* [EXERCISE BRIEF] In the copy, keep every record exact and leave out all images.

┌─ RECORDS PROVIDED

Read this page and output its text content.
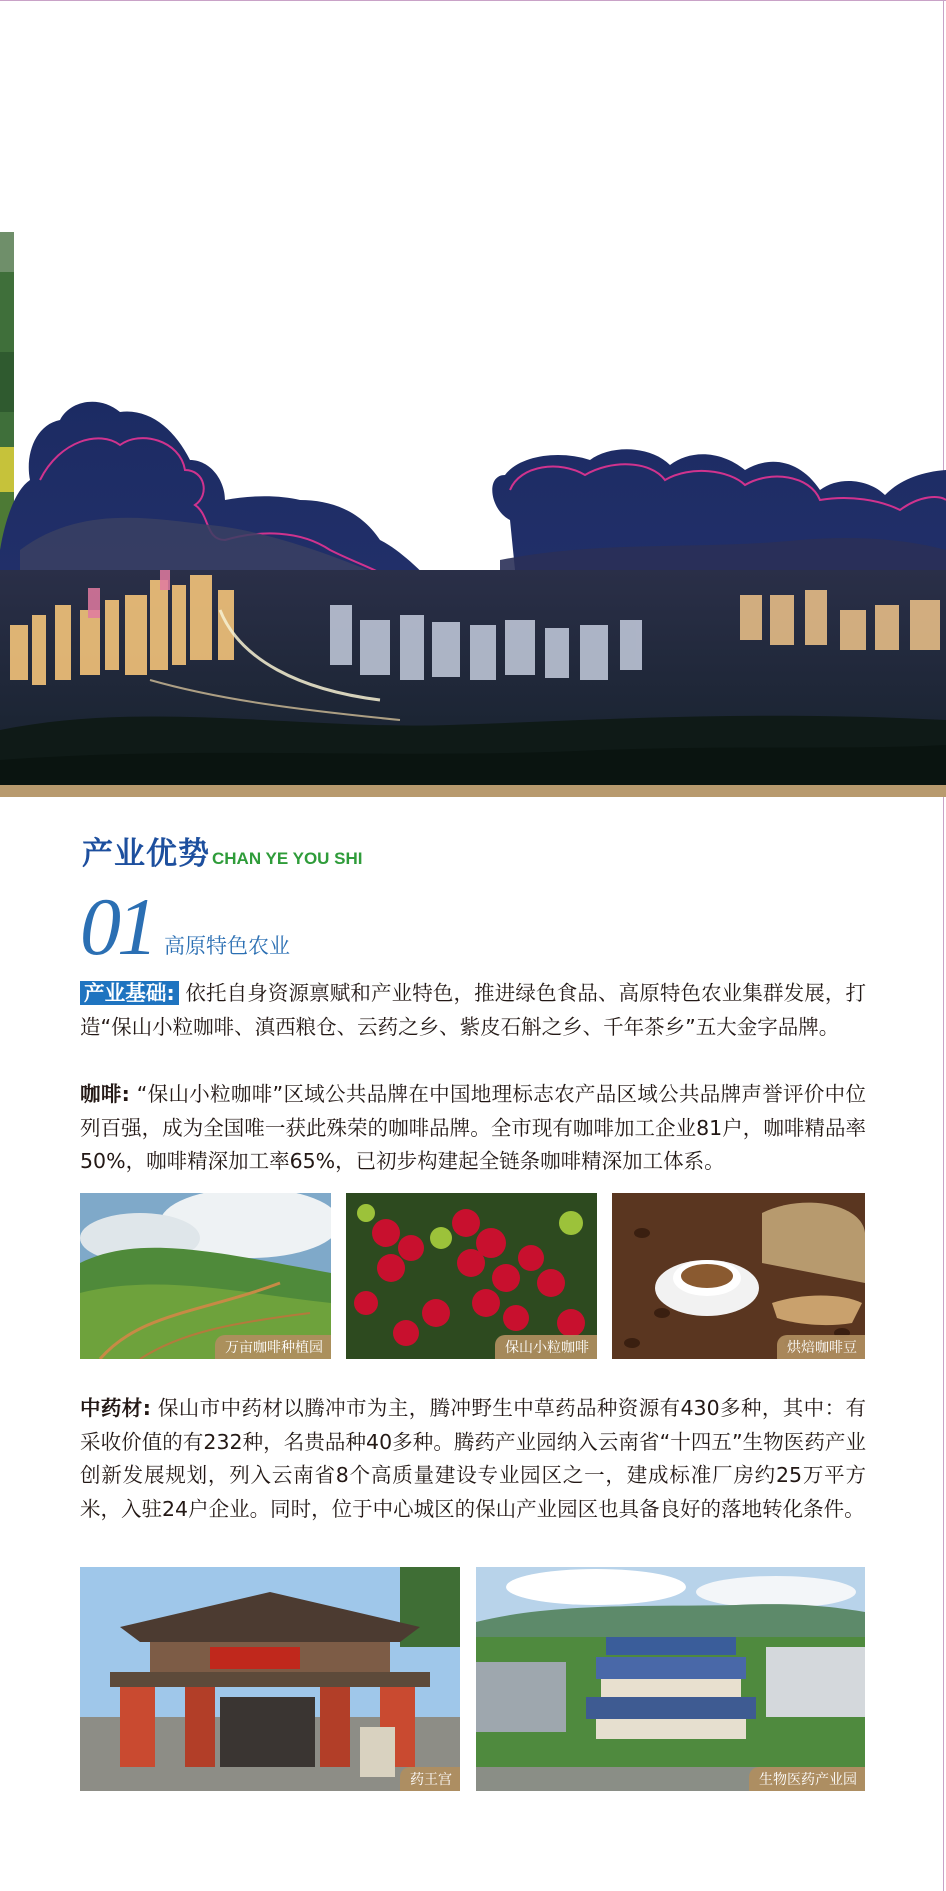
产业优势 CHAN YE YOU SHI
01 高原特色农业
产业基础: 依托自身资源禀赋和产业特色，推进绿色食品、高原特色农业集群发展，打造“保山小粒咖啡、滇西粮仓、云药之乡、紫皮石斛之乡、千年茶乡”五大金字品牌。
咖啡: “保山小粒咖啡”区域公共品牌在中国地理标志农产品区域公共品牌声誉评价中位列百强，成为全国唯一获此殊荣的咖啡品牌。全市现有咖啡加工企业81户，咖啡精品率50%，咖啡精深加工率65%，已初步构建起全链条咖啡精深加工体系。
万亩咖啡种植园	保山小粒咖啡	烘焙咖啡豆
中药材: 保山市中药材以腾冲市为主，腾冲野生中草药品种资源有430多种，其中：有采收价值的有232种，名贵品种40多种。腾药产业园纳入云南省“十四五”生物医药产业创新发展规划，列入云南省8个高质量建设专业园区之一，建成标准厂房约25万平方米，入驻24户企业。同时，位于中心城区的保山产业园区也具备良好的落地转化条件。
药王宫	生物医药产业园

└─

* [RESULT OF THIS TASK]
Read this page and output its text content.
产业优势 CHAN YE YOU SHI
01 高原特色农业
产业基础: 依托自身资源禀赋和产业特色，推进绿色食品、高原特色农业集群发展，打造“保山小粒咖啡、滇西粮仓、云药之乡、紫皮石斛之乡、千年茶乡”五大金字品牌。
咖啡: “保山小粒咖啡”区域公共品牌在中国地理标志农产品区域公共品牌声誉评价中位列百强，成为全国唯一获此殊荣的咖啡品牌。全市现有咖啡加工企业81户，咖啡精品率50%，咖啡精深加工率65%，已初步构建起全链条咖啡精深加工体系。
万亩咖啡种植园	保山小粒咖啡	烘焙咖啡豆
中药材: 保山市中药材以腾冲市为主，腾冲野生中草药品种资源有430多种，其中：有采收价值的有232种，名贵品种40多种。腾药产业园纳入云南省“十四五”生物医药产业创新发展规划，列入云南省8个高质量建设专业园区之一，建成标准厂房约25万平方米，入驻24户企业。同时，位于中心城区的保山产业园区也具备良好的落地转化条件。
药王宫	生物医药产业园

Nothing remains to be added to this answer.